What is required: Below are the records; reproduce all of them exactly but without any images.

══════════════════════════════

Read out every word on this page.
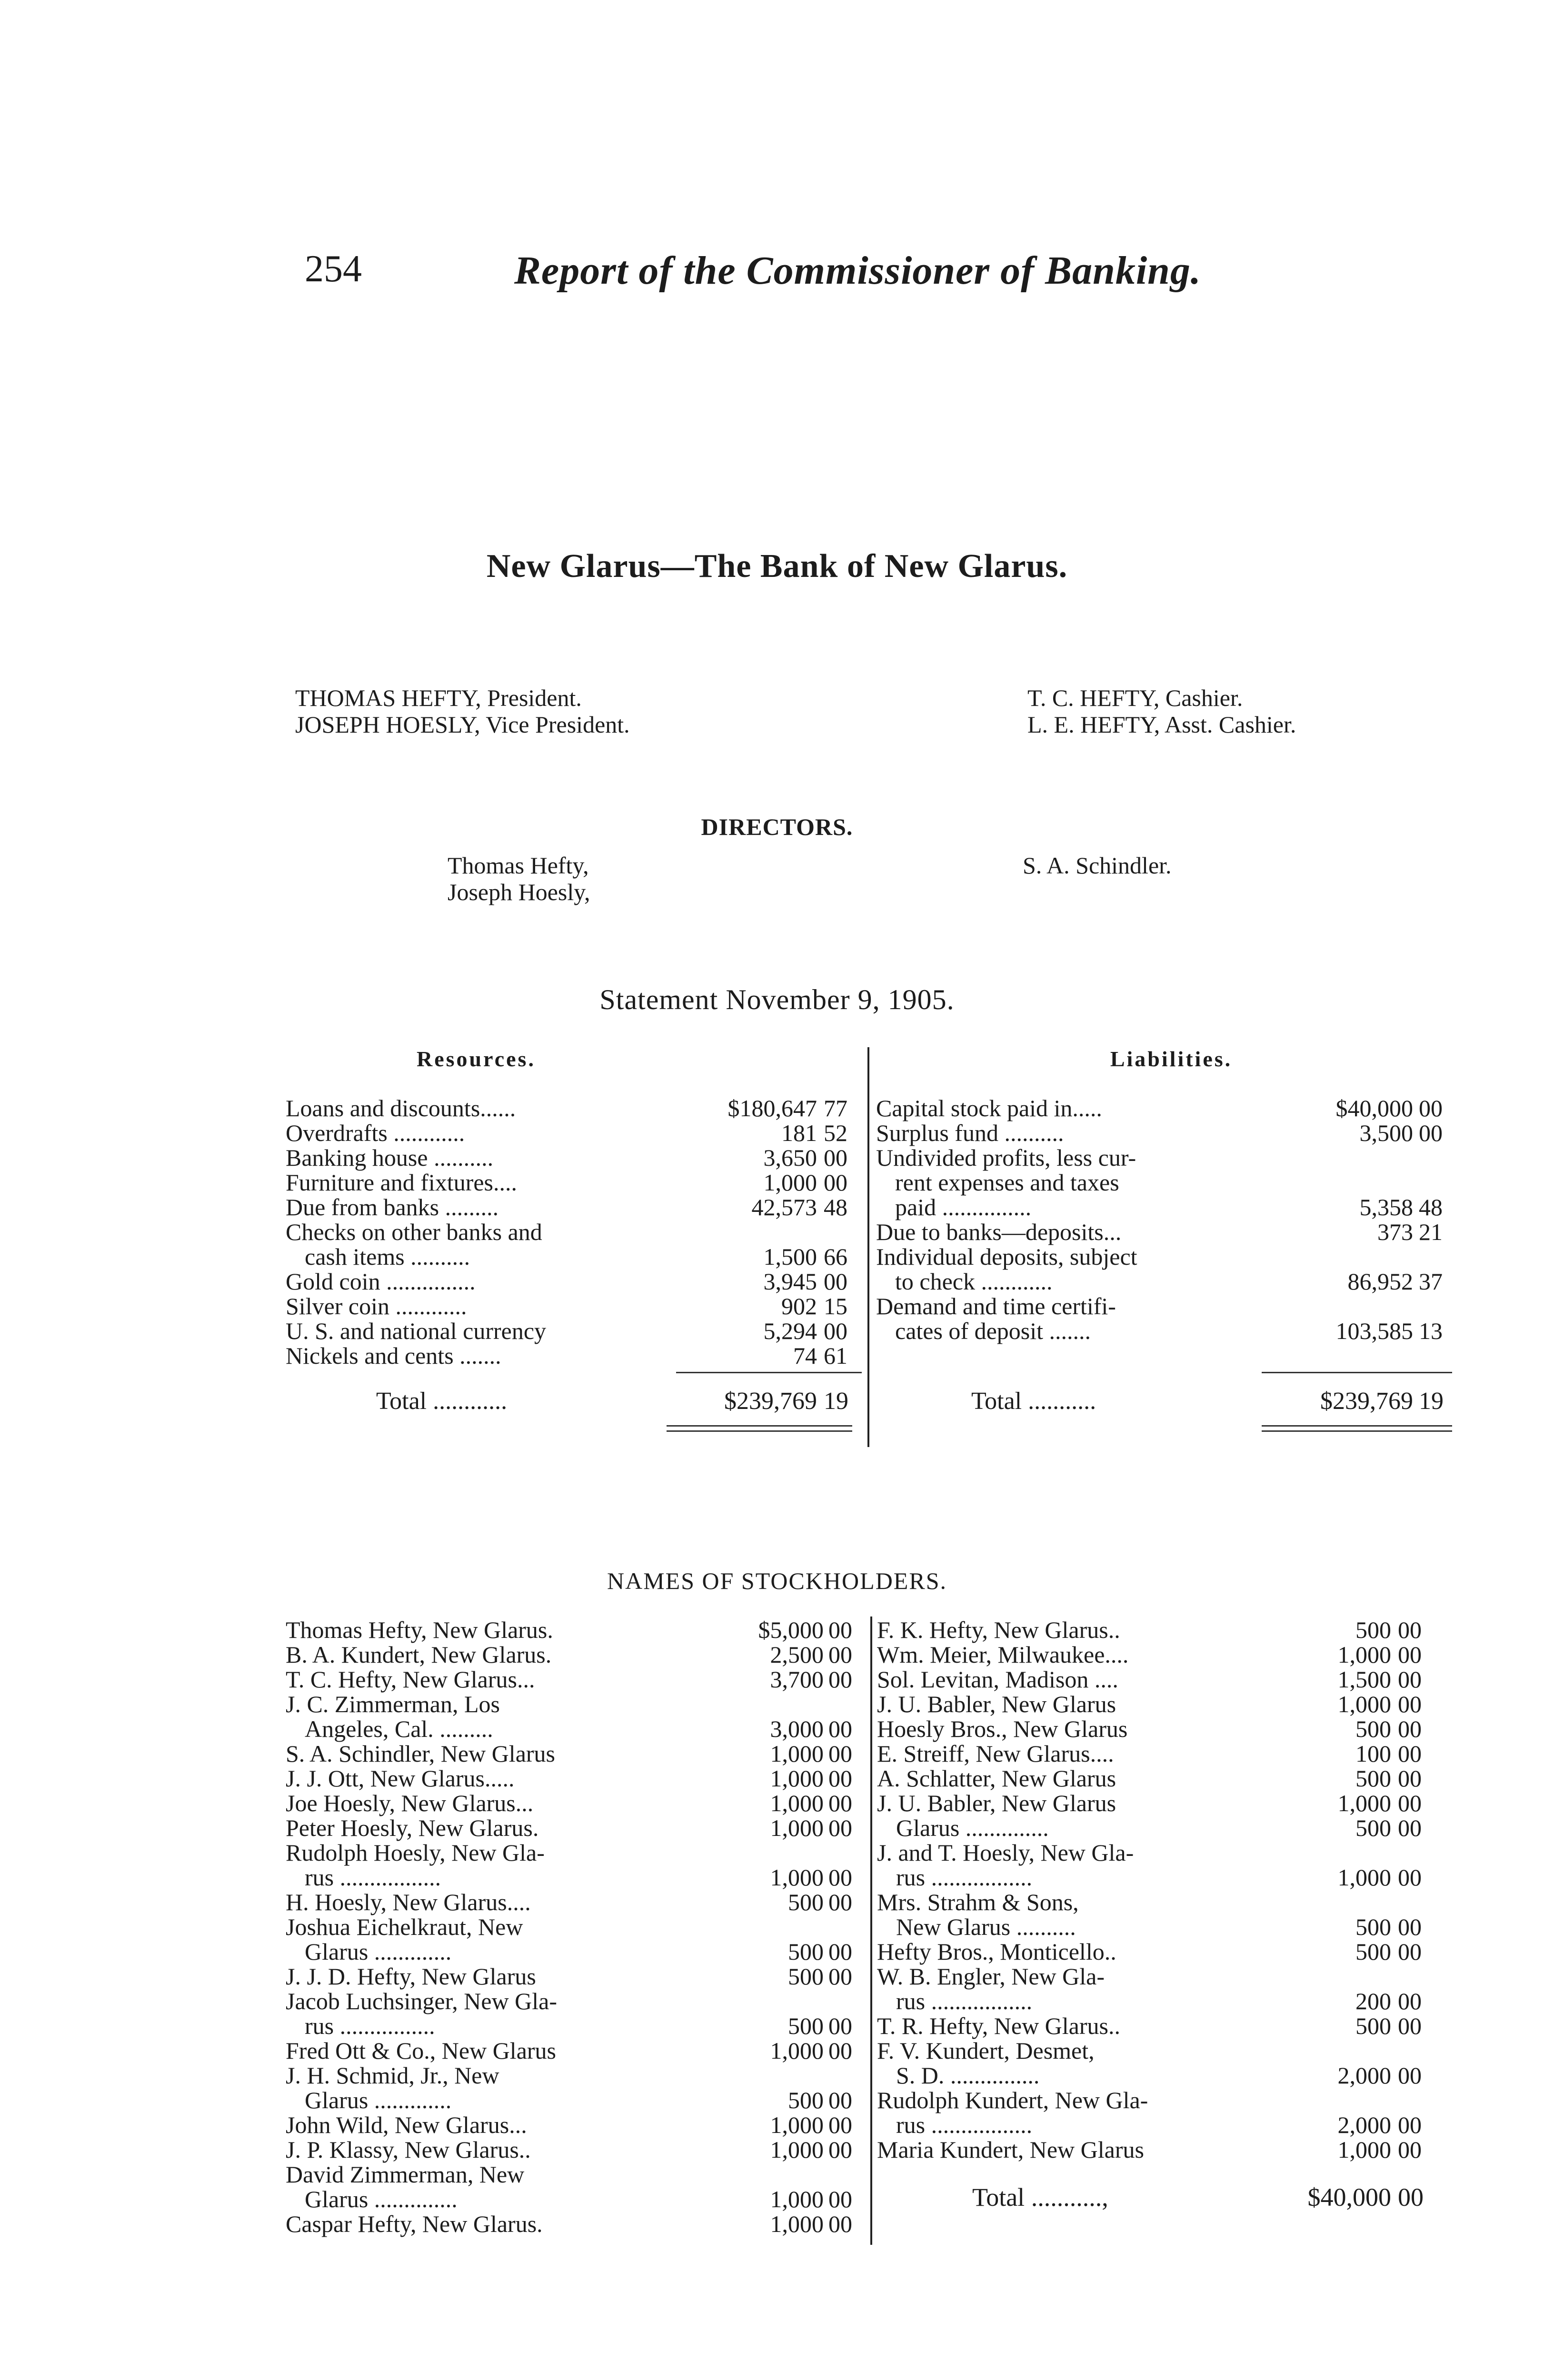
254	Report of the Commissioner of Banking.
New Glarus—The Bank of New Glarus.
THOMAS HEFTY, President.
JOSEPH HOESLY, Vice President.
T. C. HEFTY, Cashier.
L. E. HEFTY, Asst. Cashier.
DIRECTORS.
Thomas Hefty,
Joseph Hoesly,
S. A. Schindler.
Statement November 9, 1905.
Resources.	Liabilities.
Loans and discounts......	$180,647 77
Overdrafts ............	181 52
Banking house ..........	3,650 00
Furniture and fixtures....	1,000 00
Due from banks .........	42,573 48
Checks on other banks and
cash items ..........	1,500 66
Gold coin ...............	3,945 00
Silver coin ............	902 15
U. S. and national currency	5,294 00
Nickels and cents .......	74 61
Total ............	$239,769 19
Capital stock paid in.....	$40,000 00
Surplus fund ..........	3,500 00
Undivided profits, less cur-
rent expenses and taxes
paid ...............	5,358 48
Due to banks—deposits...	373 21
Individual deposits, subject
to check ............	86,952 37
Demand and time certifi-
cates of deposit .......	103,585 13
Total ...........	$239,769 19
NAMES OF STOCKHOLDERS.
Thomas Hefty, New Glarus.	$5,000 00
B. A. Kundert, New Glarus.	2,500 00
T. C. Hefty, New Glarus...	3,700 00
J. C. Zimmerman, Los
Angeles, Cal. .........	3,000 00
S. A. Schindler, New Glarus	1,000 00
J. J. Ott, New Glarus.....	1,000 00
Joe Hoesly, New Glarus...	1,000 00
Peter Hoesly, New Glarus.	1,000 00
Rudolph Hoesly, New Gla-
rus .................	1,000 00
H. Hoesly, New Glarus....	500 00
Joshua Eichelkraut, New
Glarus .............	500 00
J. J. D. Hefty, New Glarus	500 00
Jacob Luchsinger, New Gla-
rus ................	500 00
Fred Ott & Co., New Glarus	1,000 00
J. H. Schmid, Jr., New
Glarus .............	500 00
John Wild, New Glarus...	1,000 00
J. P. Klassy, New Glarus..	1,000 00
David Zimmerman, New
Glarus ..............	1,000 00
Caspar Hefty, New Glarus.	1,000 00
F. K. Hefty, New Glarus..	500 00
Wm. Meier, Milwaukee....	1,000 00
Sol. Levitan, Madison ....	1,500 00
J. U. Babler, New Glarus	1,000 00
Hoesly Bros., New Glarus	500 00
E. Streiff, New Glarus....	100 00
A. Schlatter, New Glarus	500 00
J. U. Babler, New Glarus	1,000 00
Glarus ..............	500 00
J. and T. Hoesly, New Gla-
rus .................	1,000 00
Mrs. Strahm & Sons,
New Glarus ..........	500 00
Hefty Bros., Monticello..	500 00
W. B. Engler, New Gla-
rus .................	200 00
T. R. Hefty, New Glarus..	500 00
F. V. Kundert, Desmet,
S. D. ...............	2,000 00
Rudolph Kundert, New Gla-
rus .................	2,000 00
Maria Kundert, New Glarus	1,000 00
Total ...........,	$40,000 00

══════════════════════════════

Written answer:
Read out every word on this page.
254	Report of the Commissioner of Banking.
New Glarus—The Bank of New Glarus.
THOMAS HEFTY, President.
JOSEPH HOESLY, Vice President.
T. C. HEFTY, Cashier.
L. E. HEFTY, Asst. Cashier.
DIRECTORS.
Thomas Hefty,
Joseph Hoesly,
S. A. Schindler.
Statement November 9, 1905.
Resources.	Liabilities.
Loans and discounts......	$180,647 77
Overdrafts ............	181 52
Banking house ..........	3,650 00
Furniture and fixtures....	1,000 00
Due from banks .........	42,573 48
Checks on other banks and
cash items ..........	1,500 66
Gold coin ...............	3,945 00
Silver coin ............	902 15
U. S. and national currency	5,294 00
Nickels and cents .......	74 61
Total ............	$239,769 19
Capital stock paid in.....	$40,000 00
Surplus fund ..........	3,500 00
Undivided profits, less cur-
rent expenses and taxes
paid ...............	5,358 48
Due to banks—deposits...	373 21
Individual deposits, subject
to check ............	86,952 37
Demand and time certifi-
cates of deposit .......	103,585 13
Total ...........	$239,769 19
NAMES OF STOCKHOLDERS.
Thomas Hefty, New Glarus.	$5,000 00
B. A. Kundert, New Glarus.	2,500 00
T. C. Hefty, New Glarus...	3,700 00
J. C. Zimmerman, Los
Angeles, Cal. .........	3,000 00
S. A. Schindler, New Glarus	1,000 00
J. J. Ott, New Glarus.....	1,000 00
Joe Hoesly, New Glarus...	1,000 00
Peter Hoesly, New Glarus.	1,000 00
Rudolph Hoesly, New Gla-
rus .................	1,000 00
H. Hoesly, New Glarus....	500 00
Joshua Eichelkraut, New
Glarus .............	500 00
J. J. D. Hefty, New Glarus	500 00
Jacob Luchsinger, New Gla-
rus ................	500 00
Fred Ott & Co., New Glarus	1,000 00
J. H. Schmid, Jr., New
Glarus .............	500 00
John Wild, New Glarus...	1,000 00
J. P. Klassy, New Glarus..	1,000 00
David Zimmerman, New
Glarus ..............	1,000 00
Caspar Hefty, New Glarus.	1,000 00
F. K. Hefty, New Glarus..	500 00
Wm. Meier, Milwaukee....	1,000 00
Sol. Levitan, Madison ....	1,500 00
J. U. Babler, New Glarus	1,000 00
Hoesly Bros., New Glarus	500 00
E. Streiff, New Glarus....	100 00
A. Schlatter, New Glarus	500 00
J. U. Babler, New Glarus	1,000 00
Glarus ..............	500 00
J. and T. Hoesly, New Gla-
rus .................	1,000 00
Mrs. Strahm & Sons,
New Glarus ..........	500 00
Hefty Bros., Monticello..	500 00
W. B. Engler, New Gla-
rus .................	200 00
T. R. Hefty, New Glarus..	500 00
F. V. Kundert, Desmet,
S. D. ...............	2,000 00
Rudolph Kundert, New Gla-
rus .................	2,000 00
Maria Kundert, New Glarus	1,000 00
Total ...........,	$40,000 00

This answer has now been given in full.